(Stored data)
-.-.-
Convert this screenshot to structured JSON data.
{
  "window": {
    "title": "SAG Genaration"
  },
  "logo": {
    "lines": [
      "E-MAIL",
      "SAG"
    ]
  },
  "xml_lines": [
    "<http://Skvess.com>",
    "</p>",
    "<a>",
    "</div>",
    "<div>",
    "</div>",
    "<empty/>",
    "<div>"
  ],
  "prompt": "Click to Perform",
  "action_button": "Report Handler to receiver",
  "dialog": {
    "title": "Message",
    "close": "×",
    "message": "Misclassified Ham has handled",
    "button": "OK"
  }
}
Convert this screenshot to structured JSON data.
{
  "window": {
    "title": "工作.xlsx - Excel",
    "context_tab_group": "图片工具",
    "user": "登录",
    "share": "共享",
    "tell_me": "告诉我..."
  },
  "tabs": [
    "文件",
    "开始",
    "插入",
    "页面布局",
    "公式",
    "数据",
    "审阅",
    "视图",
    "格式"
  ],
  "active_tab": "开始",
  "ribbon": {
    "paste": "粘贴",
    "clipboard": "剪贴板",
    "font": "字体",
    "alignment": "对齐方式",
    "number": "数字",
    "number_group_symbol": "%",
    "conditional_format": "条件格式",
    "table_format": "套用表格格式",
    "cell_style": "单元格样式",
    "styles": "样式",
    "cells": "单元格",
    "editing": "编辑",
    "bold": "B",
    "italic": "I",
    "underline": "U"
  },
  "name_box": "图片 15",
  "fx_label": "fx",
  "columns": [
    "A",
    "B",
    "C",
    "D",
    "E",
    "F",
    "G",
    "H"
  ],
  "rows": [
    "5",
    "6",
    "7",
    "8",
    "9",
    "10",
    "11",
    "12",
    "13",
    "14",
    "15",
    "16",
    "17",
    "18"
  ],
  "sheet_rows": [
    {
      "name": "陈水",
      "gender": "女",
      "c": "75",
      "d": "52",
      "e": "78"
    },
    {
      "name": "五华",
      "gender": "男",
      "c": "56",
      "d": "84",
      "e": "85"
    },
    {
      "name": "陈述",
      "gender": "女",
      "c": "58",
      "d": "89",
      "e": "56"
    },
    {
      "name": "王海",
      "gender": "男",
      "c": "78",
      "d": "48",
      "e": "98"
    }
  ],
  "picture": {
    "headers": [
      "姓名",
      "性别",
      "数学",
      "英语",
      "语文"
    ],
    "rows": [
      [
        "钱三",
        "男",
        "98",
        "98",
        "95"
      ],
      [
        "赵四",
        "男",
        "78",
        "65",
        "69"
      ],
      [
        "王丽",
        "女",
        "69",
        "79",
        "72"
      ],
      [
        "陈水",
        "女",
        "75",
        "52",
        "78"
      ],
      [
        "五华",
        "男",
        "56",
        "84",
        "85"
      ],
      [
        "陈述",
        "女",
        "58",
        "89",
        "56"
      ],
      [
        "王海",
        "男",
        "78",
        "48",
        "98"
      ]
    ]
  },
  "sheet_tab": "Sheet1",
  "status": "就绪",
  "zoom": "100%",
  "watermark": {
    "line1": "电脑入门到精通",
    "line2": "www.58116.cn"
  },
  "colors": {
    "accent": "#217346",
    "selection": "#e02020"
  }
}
-.-.-
## Written instruction
Nothing in the data may differ; print all of it exactly as written.

## Solution
Convert this screenshot to structured JSON data.
{
  "window": {
    "title": "SAG Genaration"
  },
  "logo": {
    "lines": [
      "E-MAIL",
      "SAG"
    ]
  },
  "xml_lines": [
    "<http://Skvess.com>",
    "</p>",
    "<a>",
    "</div>",
    "<div>",
    "</div>",
    "<empty/>",
    "<div>"
  ],
  "prompt": "Click to Perform",
  "action_button": "Report Handler to receiver",
  "dialog": {
    "title": "Message",
    "close": "×",
    "message": "Misclassified Ham has handled",
    "button": "OK"
  }
}
Convert this screenshot to structured JSON data.
{
  "window": {
    "title": "工作.xlsx - Excel",
    "context_tab_group": "图片工具",
    "user": "登录",
    "share": "共享",
    "tell_me": "告诉我..."
  },
  "tabs": [
    "文件",
    "开始",
    "插入",
    "页面布局",
    "公式",
    "数据",
    "审阅",
    "视图",
    "格式"
  ],
  "active_tab": "开始",
  "ribbon": {
    "paste": "粘贴",
    "clipboard": "剪贴板",
    "font": "字体",
    "alignment": "对齐方式",
    "number": "数字",
    "number_group_symbol": "%",
    "conditional_format": "条件格式",
    "table_format": "套用表格格式",
    "cell_style": "单元格样式",
    "styles": "样式",
    "cells": "单元格",
    "editing": "编辑",
    "bold": "B",
    "italic": "I",
    "underline": "U"
  },
  "name_box": "图片 15",
  "fx_label": "fx",
  "columns": [
    "A",
    "B",
    "C",
    "D",
    "E",
    "F",
    "G",
    "H"
  ],
  "rows": [
    "5",
    "6",
    "7",
    "8",
    "9",
    "10",
    "11",
    "12",
    "13",
    "14",
    "15",
    "16",
    "17",
    "18"
  ],
  "sheet_rows": [
    {
      "name": "陈水",
      "gender": "女",
      "c": "75",
      "d": "52",
      "e": "78"
    },
    {
      "name": "五华",
      "gender": "男",
      "c": "56",
      "d": "84",
      "e": "85"
    },
    {
      "name": "陈述",
      "gender": "女",
      "c": "58",
      "d": "89",
      "e": "56"
    },
    {
      "name": "王海",
      "gender": "男",
      "c": "78",
      "d": "48",
      "e": "98"
    }
  ],
  "picture": {
    "headers": [
      "姓名",
      "性别",
      "数学",
      "英语",
      "语文"
    ],
    "rows": [
      [
        "钱三",
        "男",
        "98",
        "98",
        "95"
      ],
      [
        "赵四",
        "男",
        "78",
        "65",
        "69"
      ],
      [
        "王丽",
        "女",
        "69",
        "79",
        "72"
      ],
      [
        "陈水",
        "女",
        "75",
        "52",
        "78"
      ],
      [
        "五华",
        "男",
        "56",
        "84",
        "85"
      ],
      [
        "陈述",
        "女",
        "58",
        "89",
        "56"
      ],
      [
        "王海",
        "男",
        "78",
        "48",
        "98"
      ]
    ]
  },
  "sheet_tab": "Sheet1",
  "status": "就绪",
  "zoom": "100%",
  "watermark": {
    "line1": "电脑入门到精通",
    "line2": "www.58116.cn"
  },
  "colors": {
    "accent": "#217346",
    "selection": "#e02020"
  }
}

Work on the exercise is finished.